TASK REQUIREMENTS. Write out every line below that includes the word "true".

ENTRIES.
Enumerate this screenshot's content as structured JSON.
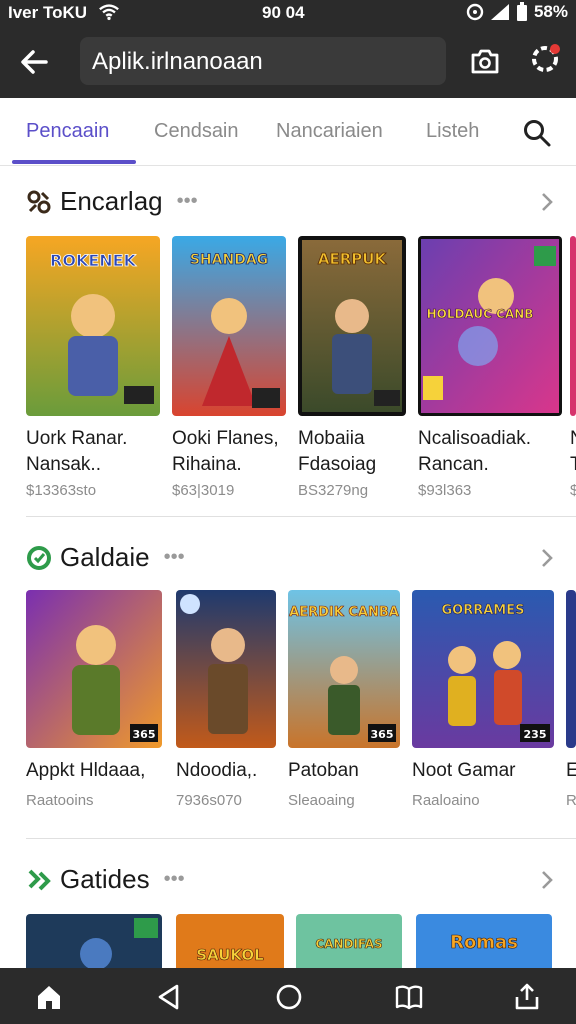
{
  "status_bar": {
    "carrier": "Iver ToKU",
    "time": "90 04",
    "battery": "58%"
  },
  "app_bar": {
    "search_text": "Aplik.irlnanoaan"
  },
  "tabs": [
    "Pencaain",
    "Cendsain",
    "Nancariaien",
    "Listeh"
  ],
  "sections": [
    {
      "title": "Encarlag",
      "cards": [
        {
          "title_art": "ROKENEK",
          "name1": "Uork Ranar.",
          "name2": "Nansak..",
          "sub": "$13363sto"
        },
        {
          "title_art": "SHANDAG",
          "name1": "Ooki Flanes,",
          "name2": "Rihaina.",
          "sub": "$63|3019"
        },
        {
          "title_art": "AERPUK",
          "name1": "Mobaiia",
          "name2": "Fdasoiag",
          "sub": "BS3279ng"
        },
        {
          "title_art": "HOLDAUC CANB",
          "name1": "Ncalisoadiak.",
          "name2": "Rancan.",
          "sub": "$93l363"
        },
        {
          "title_art": "",
          "name1": "N",
          "name2": "T",
          "sub": "$"
        }
      ]
    },
    {
      "title": "Galdaie",
      "cards": [
        {
          "title_art": "",
          "badge": "365",
          "name1": "Appkt Hldaaa,",
          "sub": "Raatooins"
        },
        {
          "title_art": "",
          "badge": "",
          "name1": "Ndoodia,.",
          "sub": "7936s070"
        },
        {
          "title_art": "AERDIK CANBA",
          "badge": "365",
          "name1": "Patoban",
          "sub": "Sleaoaing"
        },
        {
          "title_art": "GORRAMES",
          "badge": "235",
          "name1": "Noot Gamar",
          "sub": "Raaloaino"
        },
        {
          "title_art": "",
          "badge": "",
          "name1": "E",
          "sub": "R"
        }
      ]
    },
    {
      "title": "Gatides",
      "cards": [
        {
          "title_art": ""
        },
        {
          "title_art": "SAUKOL"
        },
        {
          "title_art": "CANDIFAS"
        },
        {
          "title_art": "Romas"
        }
      ]
    }
  ],
  "colors": {
    "accent": "#5b4fc9",
    "bar": "#2b2b2b"
  }
}
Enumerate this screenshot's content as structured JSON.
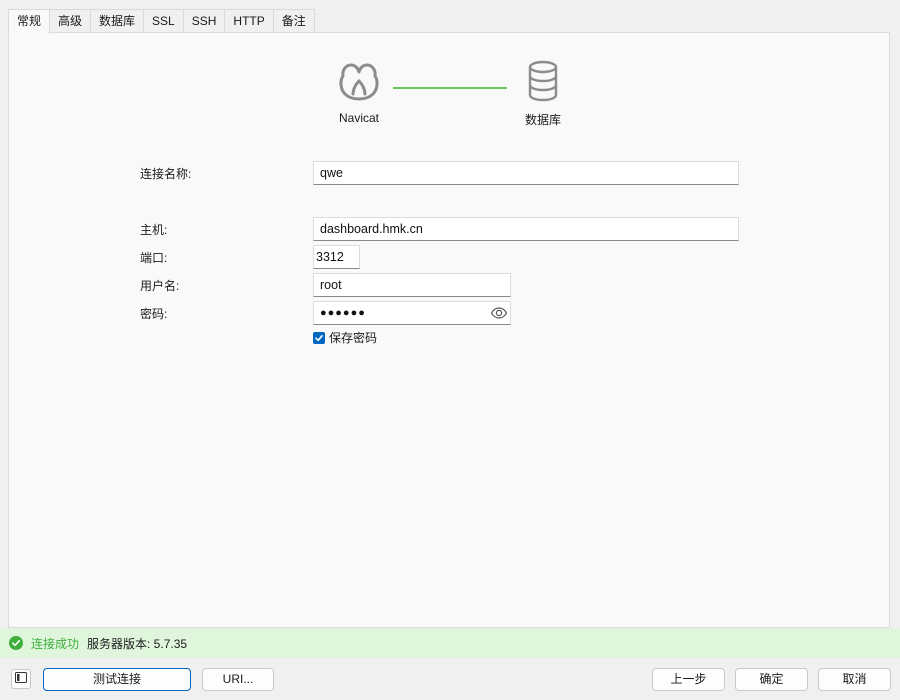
{
  "tabs": [
    {
      "label": "常规",
      "active": true
    },
    {
      "label": "高级"
    },
    {
      "label": "数据库"
    },
    {
      "label": "SSL"
    },
    {
      "label": "SSH"
    },
    {
      "label": "HTTP"
    },
    {
      "label": "备注"
    }
  ],
  "diagram": {
    "source_label": "Navicat",
    "source_icon": "navicat-logo-icon",
    "target_label": "数据库",
    "target_icon": "database-icon",
    "connector_color": "#63c957"
  },
  "form": {
    "connection_name_label": "连接名称:",
    "connection_name_value": "qwe",
    "host_label": "主机:",
    "host_value": "dashboard.hmk.cn",
    "port_label": "端口:",
    "port_value": "3312",
    "username_label": "用户名:",
    "username_value": "root",
    "password_label": "密码:",
    "password_value": "●●●●●●",
    "save_password_label": "保存密码",
    "save_password_checked": true
  },
  "status": {
    "icon": "check-circle-icon",
    "message": "连接成功",
    "server_version": "服务器版本: 5.7.35",
    "color": "#3fae3c"
  },
  "buttons": {
    "test_connection": "测试连接",
    "uri": "URI...",
    "back": "上一步",
    "ok": "确定",
    "cancel": "取消"
  },
  "colors": {
    "accent": "#0067c0",
    "status_bg": "#dff6dd"
  }
}
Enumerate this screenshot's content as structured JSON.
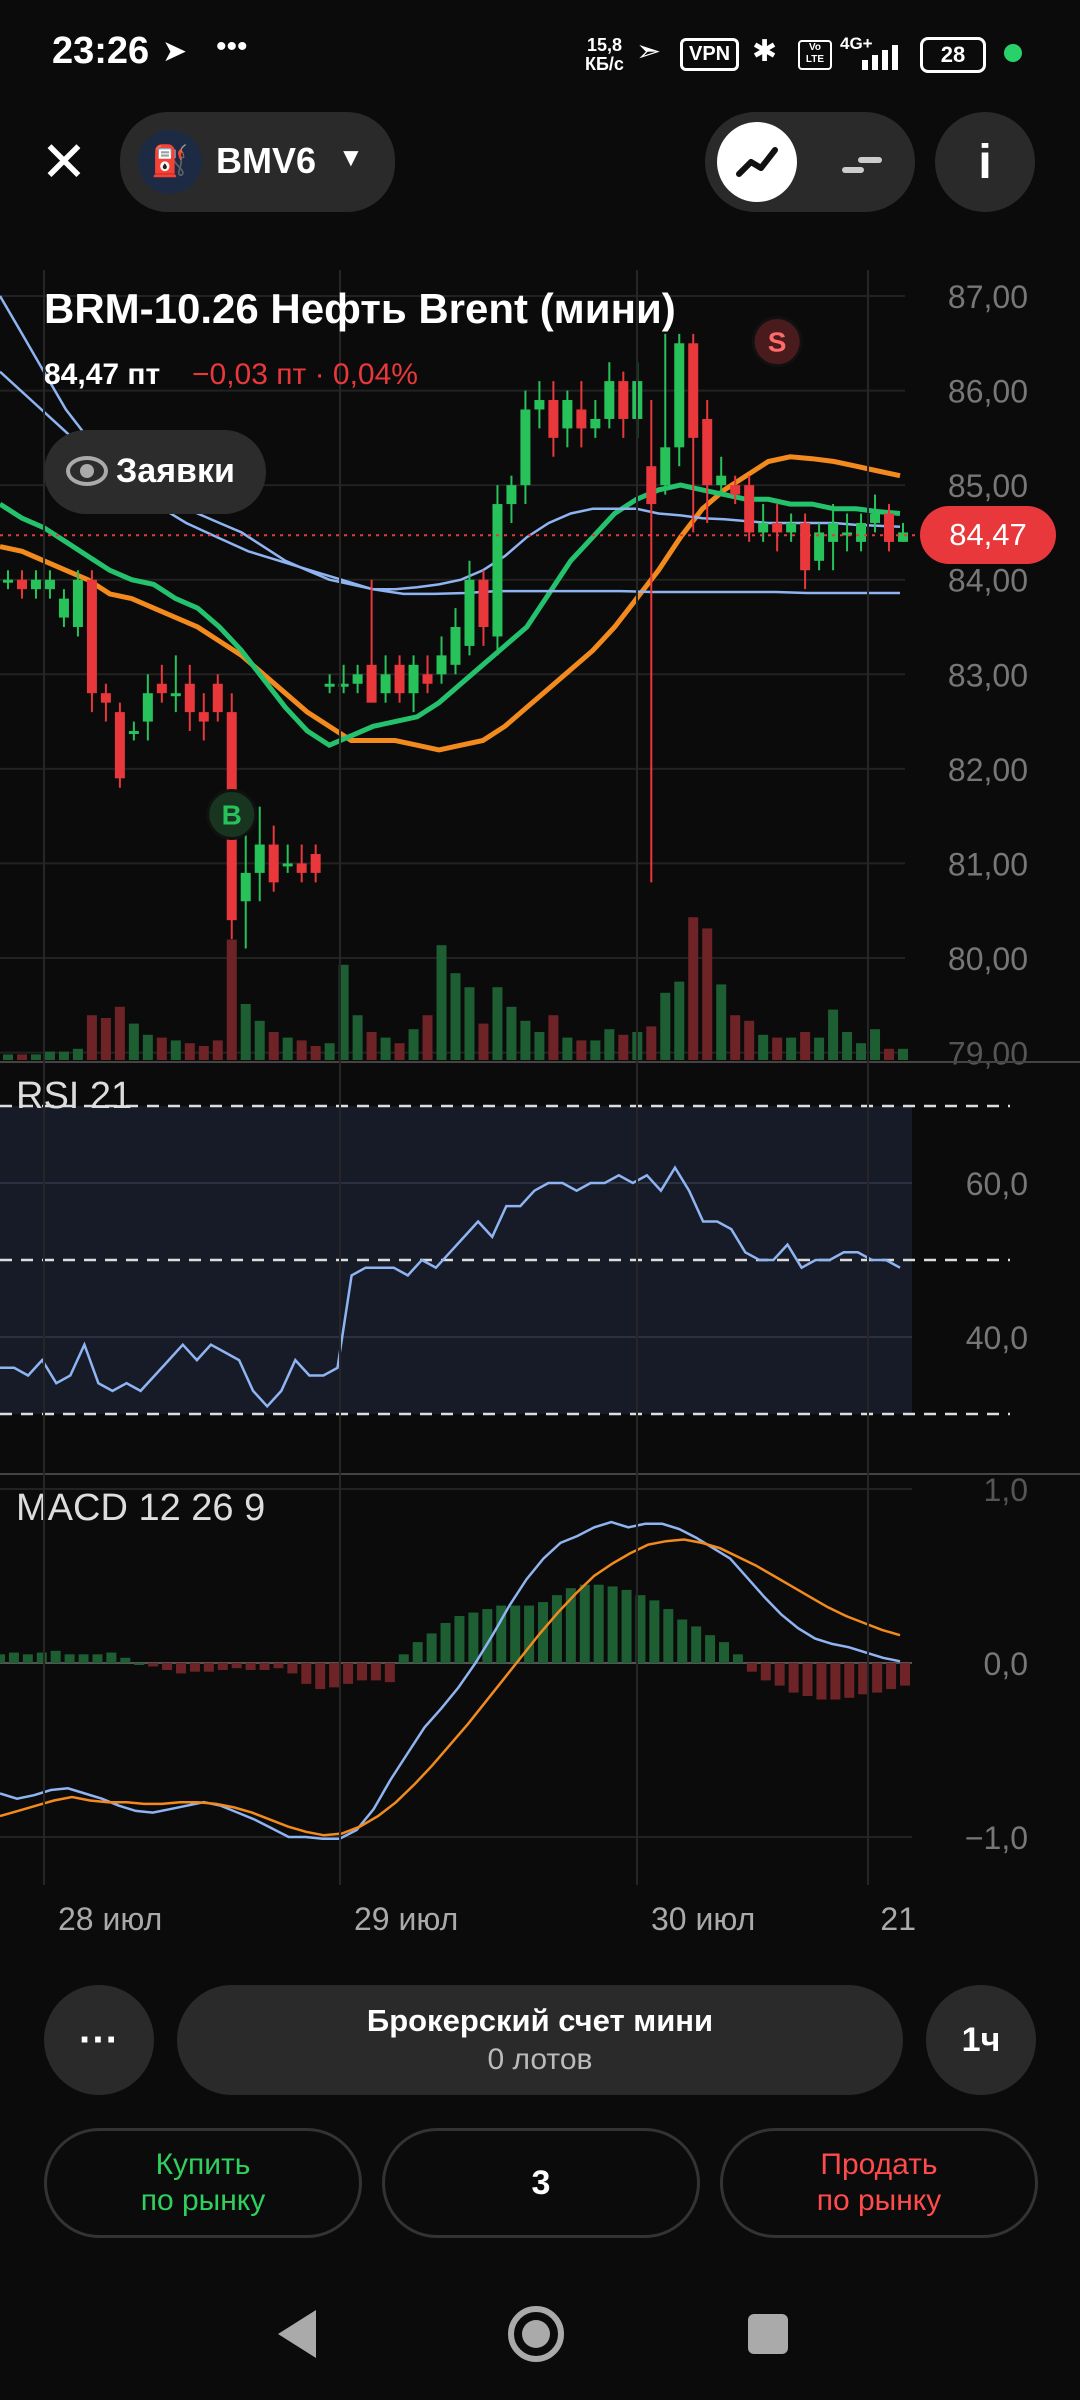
{
  "status_bar": {
    "time": "23:26",
    "net_speed_value": "15,8",
    "net_speed_unit": "КБ/с",
    "vpn": "VPN",
    "network": "4G+",
    "battery": "28",
    "icons": [
      "telegram-icon",
      "more-icon",
      "location-icon",
      "bluetooth-icon",
      "volte-icon",
      "signal-icon"
    ]
  },
  "header": {
    "ticker": "BMV6",
    "instrument_title": "BRM-10.26 Нефть Brent (мини)",
    "price": "84,47 пт",
    "change": "−0,03 пт · 0,04%",
    "orders_label": "Заявки",
    "current_price_tag": "84,47"
  },
  "colors": {
    "up": "#27c25a",
    "down": "#e8383b",
    "ma_orange": "#f28a1e",
    "ma_green": "#25c26e",
    "ma_blue": "#8fb4f2",
    "accent_red_tag": "#e8383b"
  },
  "chart_data": [
    {
      "type": "candlestick",
      "title": "",
      "y_ticks": [
        "87,00",
        "86,00",
        "85,00",
        "84,00",
        "83,00",
        "82,00",
        "81,00",
        "80,00",
        "79,00"
      ],
      "ylim": [
        79,
        87.6
      ],
      "x_ticks": [
        "28 июл",
        "29 июл",
        "30 июл",
        "21"
      ],
      "last_price": 84.47,
      "markers": [
        {
          "label": "B",
          "x": 16,
          "price": 81.2
        },
        {
          "label": "S",
          "x": 55,
          "price": 86.2
        }
      ],
      "candles": [
        [
          84.0,
          84.0,
          83.9,
          84.1
        ],
        [
          84.0,
          83.9,
          83.8,
          84.1
        ],
        [
          83.9,
          84.0,
          83.8,
          84.1
        ],
        [
          83.9,
          84.0,
          83.8,
          84.1
        ],
        [
          83.6,
          83.8,
          83.5,
          83.9
        ],
        [
          83.5,
          84.0,
          83.4,
          84.1
        ],
        [
          84.0,
          82.8,
          82.6,
          84.1
        ],
        [
          82.8,
          82.7,
          82.5,
          82.9
        ],
        [
          82.6,
          81.9,
          81.8,
          82.7
        ],
        [
          82.4,
          82.4,
          82.3,
          82.5
        ],
        [
          82.5,
          82.8,
          82.3,
          83.0
        ],
        [
          82.9,
          82.8,
          82.7,
          83.1
        ],
        [
          82.8,
          82.8,
          82.6,
          83.2
        ],
        [
          82.9,
          82.6,
          82.4,
          83.1
        ],
        [
          82.6,
          82.5,
          82.3,
          82.8
        ],
        [
          82.9,
          82.6,
          82.5,
          83.0
        ],
        [
          82.6,
          80.4,
          80.2,
          82.8
        ],
        [
          80.6,
          80.9,
          80.1,
          81.3
        ],
        [
          80.9,
          81.2,
          80.6,
          81.6
        ],
        [
          81.2,
          80.8,
          80.7,
          81.4
        ],
        [
          81.0,
          81.0,
          80.9,
          81.2
        ],
        [
          81.0,
          80.9,
          80.8,
          81.2
        ],
        [
          81.1,
          80.9,
          80.8,
          81.2
        ],
        [
          82.9,
          82.9,
          82.8,
          83.0
        ],
        [
          82.9,
          82.9,
          82.8,
          83.1
        ],
        [
          82.9,
          83.0,
          82.8,
          83.1
        ],
        [
          83.1,
          82.7,
          82.7,
          84.0
        ],
        [
          82.8,
          83.0,
          82.7,
          83.2
        ],
        [
          83.1,
          82.8,
          82.7,
          83.2
        ],
        [
          82.8,
          83.1,
          82.6,
          83.2
        ],
        [
          83.0,
          82.9,
          82.8,
          83.2
        ],
        [
          83.0,
          83.2,
          82.9,
          83.4
        ],
        [
          83.1,
          83.5,
          83.0,
          83.7
        ],
        [
          83.3,
          84.0,
          83.2,
          84.2
        ],
        [
          84.0,
          83.5,
          83.3,
          84.1
        ],
        [
          83.4,
          84.8,
          83.2,
          85.0
        ],
        [
          84.8,
          85.0,
          84.6,
          85.1
        ],
        [
          85.0,
          85.8,
          84.8,
          86.0
        ],
        [
          85.8,
          85.9,
          85.6,
          86.1
        ],
        [
          85.9,
          85.5,
          85.3,
          86.1
        ],
        [
          85.6,
          85.9,
          85.4,
          86.0
        ],
        [
          85.8,
          85.6,
          85.4,
          86.1
        ],
        [
          85.6,
          85.7,
          85.5,
          85.9
        ],
        [
          85.7,
          86.1,
          85.6,
          86.3
        ],
        [
          86.1,
          85.7,
          85.5,
          86.2
        ],
        [
          85.7,
          86.1,
          85.5,
          86.3
        ],
        [
          85.2,
          84.8,
          80.8,
          85.9
        ],
        [
          85.0,
          85.4,
          84.9,
          86.6
        ],
        [
          85.4,
          86.5,
          85.2,
          86.6
        ],
        [
          86.5,
          85.5,
          84.5,
          86.6
        ],
        [
          85.7,
          85.0,
          84.6,
          85.9
        ],
        [
          85.0,
          85.1,
          84.9,
          85.3
        ],
        [
          85.0,
          84.9,
          84.8,
          85.1
        ],
        [
          85.0,
          84.5,
          84.4,
          85.1
        ],
        [
          84.5,
          84.6,
          84.4,
          84.8
        ],
        [
          84.6,
          84.5,
          84.3,
          84.8
        ],
        [
          84.5,
          84.6,
          84.4,
          84.7
        ],
        [
          84.6,
          84.1,
          83.9,
          84.7
        ],
        [
          84.2,
          84.5,
          84.1,
          84.6
        ],
        [
          84.4,
          84.6,
          84.1,
          84.8
        ],
        [
          84.5,
          84.5,
          84.3,
          84.7
        ],
        [
          84.4,
          84.6,
          84.3,
          84.7
        ],
        [
          84.6,
          84.7,
          84.5,
          84.9
        ],
        [
          84.7,
          84.4,
          84.3,
          84.8
        ],
        [
          84.4,
          84.5,
          84.4,
          84.6
        ]
      ],
      "volumes": [
        0.2,
        0.2,
        0.2,
        0.3,
        0.3,
        0.4,
        1.6,
        1.5,
        1.9,
        1.3,
        0.9,
        0.8,
        0.7,
        0.6,
        0.5,
        0.7,
        4.3,
        2.0,
        1.4,
        1.0,
        0.8,
        0.7,
        0.5,
        0.6,
        3.4,
        1.6,
        1.0,
        0.8,
        0.6,
        1.1,
        1.6,
        4.1,
        3.1,
        2.6,
        1.3,
        2.6,
        1.9,
        1.4,
        1.0,
        1.6,
        0.8,
        0.7,
        0.7,
        1.1,
        0.9,
        1.0,
        1.2,
        2.4,
        2.8,
        5.1,
        4.7,
        2.7,
        1.6,
        1.4,
        0.9,
        0.8,
        0.8,
        1.0,
        0.8,
        1.8,
        1.0,
        0.6,
        1.1,
        0.4,
        0.4
      ],
      "series": [
        {
          "values": [
            84.35,
            84.3,
            84.2,
            84.1,
            84.0,
            83.85,
            83.8,
            83.7,
            83.6,
            83.5,
            83.35,
            83.2,
            83.0,
            82.8,
            82.6,
            82.45,
            82.3,
            82.3,
            82.3,
            82.25,
            82.2,
            82.25,
            82.3,
            82.45,
            82.65,
            82.85,
            83.05,
            83.25,
            83.5,
            83.8,
            84.1,
            84.45,
            84.75,
            84.95,
            85.1,
            85.25,
            85.3,
            85.28,
            85.25,
            85.2,
            85.15,
            85.1
          ]
        },
        {
          "values": [
            84.8,
            84.65,
            84.55,
            84.4,
            84.25,
            84.1,
            84.0,
            83.95,
            83.8,
            83.7,
            83.5,
            83.25,
            82.95,
            82.65,
            82.4,
            82.25,
            82.35,
            82.45,
            82.5,
            82.55,
            82.7,
            82.9,
            83.1,
            83.3,
            83.5,
            83.85,
            84.2,
            84.45,
            84.7,
            84.85,
            84.95,
            85.0,
            84.95,
            84.9,
            84.85,
            84.85,
            84.8,
            84.8,
            84.75,
            84.75,
            84.72,
            84.7
          ]
        },
        {
          "values": [
            87.0,
            86.6,
            86.2,
            85.8,
            85.5,
            85.3,
            85.1,
            84.95,
            84.8,
            84.7,
            84.6,
            84.5,
            84.35,
            84.2,
            84.1,
            84.0,
            83.95,
            83.9,
            83.9,
            83.92,
            83.95,
            84.0,
            84.1,
            84.25,
            84.45,
            84.6,
            84.7,
            84.75,
            84.75,
            84.75,
            84.7,
            84.68,
            84.65,
            84.64,
            84.62,
            84.6,
            84.6,
            84.6,
            84.6,
            84.58,
            84.57,
            84.56
          ]
        },
        {
          "values": [
            86.2,
            85.9,
            85.6,
            85.3,
            85.0,
            84.8,
            84.6,
            84.45,
            84.3,
            84.2,
            84.1,
            84.0,
            83.9,
            83.85,
            83.85,
            83.86,
            83.88,
            83.88,
            83.88,
            83.88,
            83.88,
            83.87,
            83.87,
            83.87,
            83.87,
            83.87,
            83.86,
            83.86,
            83.86,
            83.86
          ]
        }
      ]
    },
    {
      "type": "line",
      "title": "RSI 21",
      "y_ticks": [
        "60,0",
        "40,0"
      ],
      "ylim": [
        25,
        75
      ],
      "band": [
        30,
        70
      ],
      "midline": 50,
      "values": [
        36,
        36,
        35,
        37,
        34,
        35,
        39,
        34,
        33,
        34,
        33,
        35,
        37,
        39,
        37,
        39,
        38,
        37,
        33,
        31,
        33,
        37,
        35,
        35,
        36,
        48,
        49,
        49,
        49,
        48,
        50,
        49,
        51,
        53,
        55,
        53,
        57,
        57,
        59,
        60,
        60,
        59,
        60,
        60,
        61,
        60,
        61,
        59,
        62,
        59,
        55,
        55,
        54,
        51,
        50,
        50,
        52,
        49,
        50,
        50,
        51,
        51,
        50,
        50,
        49
      ]
    },
    {
      "type": "line",
      "title": "MACD 12 26 9",
      "y_ticks": [
        "1,0",
        "0,0",
        "−1,0"
      ],
      "ylim": [
        -1.25,
        1.05
      ],
      "macd": [
        -0.75,
        -0.78,
        -0.76,
        -0.73,
        -0.72,
        -0.75,
        -0.78,
        -0.82,
        -0.85,
        -0.86,
        -0.84,
        -0.82,
        -0.8,
        -0.82,
        -0.86,
        -0.9,
        -0.95,
        -1.0,
        -1.0,
        -1.01,
        -1.01,
        -0.96,
        -0.84,
        -0.67,
        -0.52,
        -0.37,
        -0.26,
        -0.14,
        0.0,
        0.16,
        0.33,
        0.48,
        0.6,
        0.69,
        0.73,
        0.78,
        0.81,
        0.78,
        0.8,
        0.8,
        0.77,
        0.72,
        0.66,
        0.6,
        0.49,
        0.38,
        0.28,
        0.2,
        0.14,
        0.11,
        0.09,
        0.06,
        0.03,
        0.01
      ],
      "signal": [
        -0.88,
        -0.85,
        -0.82,
        -0.79,
        -0.77,
        -0.79,
        -0.8,
        -0.8,
        -0.81,
        -0.81,
        -0.8,
        -0.8,
        -0.81,
        -0.83,
        -0.86,
        -0.9,
        -0.94,
        -0.97,
        -0.99,
        -0.98,
        -0.94,
        -0.88,
        -0.8,
        -0.7,
        -0.59,
        -0.47,
        -0.35,
        -0.22,
        -0.09,
        0.04,
        0.17,
        0.29,
        0.4,
        0.5,
        0.57,
        0.63,
        0.68,
        0.7,
        0.71,
        0.69,
        0.66,
        0.61,
        0.56,
        0.5,
        0.44,
        0.38,
        0.32,
        0.27,
        0.23,
        0.19,
        0.16
      ],
      "histogram": [
        0.05,
        0.06,
        0.05,
        0.06,
        0.07,
        0.05,
        0.05,
        0.05,
        0.06,
        0.03,
        0.0,
        -0.02,
        -0.04,
        -0.06,
        -0.05,
        -0.05,
        -0.04,
        -0.03,
        -0.04,
        -0.04,
        -0.03,
        -0.06,
        -0.12,
        -0.15,
        -0.14,
        -0.12,
        -0.1,
        -0.1,
        -0.11,
        0.05,
        0.12,
        0.17,
        0.23,
        0.27,
        0.29,
        0.31,
        0.33,
        0.33,
        0.33,
        0.35,
        0.39,
        0.43,
        0.45,
        0.45,
        0.44,
        0.42,
        0.39,
        0.36,
        0.31,
        0.25,
        0.21,
        0.16,
        0.12,
        0.05,
        -0.05,
        -0.1,
        -0.13,
        -0.17,
        -0.19,
        -0.21,
        -0.21,
        -0.2,
        -0.18,
        -0.17,
        -0.15,
        -0.13
      ]
    }
  ],
  "bottom": {
    "more_label": "···",
    "account_name": "Брокерский счет мини",
    "account_lots": "0 лотов",
    "timeframe": "1ч",
    "buy_line1": "Купить",
    "buy_line2": "по рынку",
    "quantity": "3",
    "sell_line1": "Продать",
    "sell_line2": "по рынку"
  }
}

TASK ANSWER.
      "active": true
    "save_password_checked": true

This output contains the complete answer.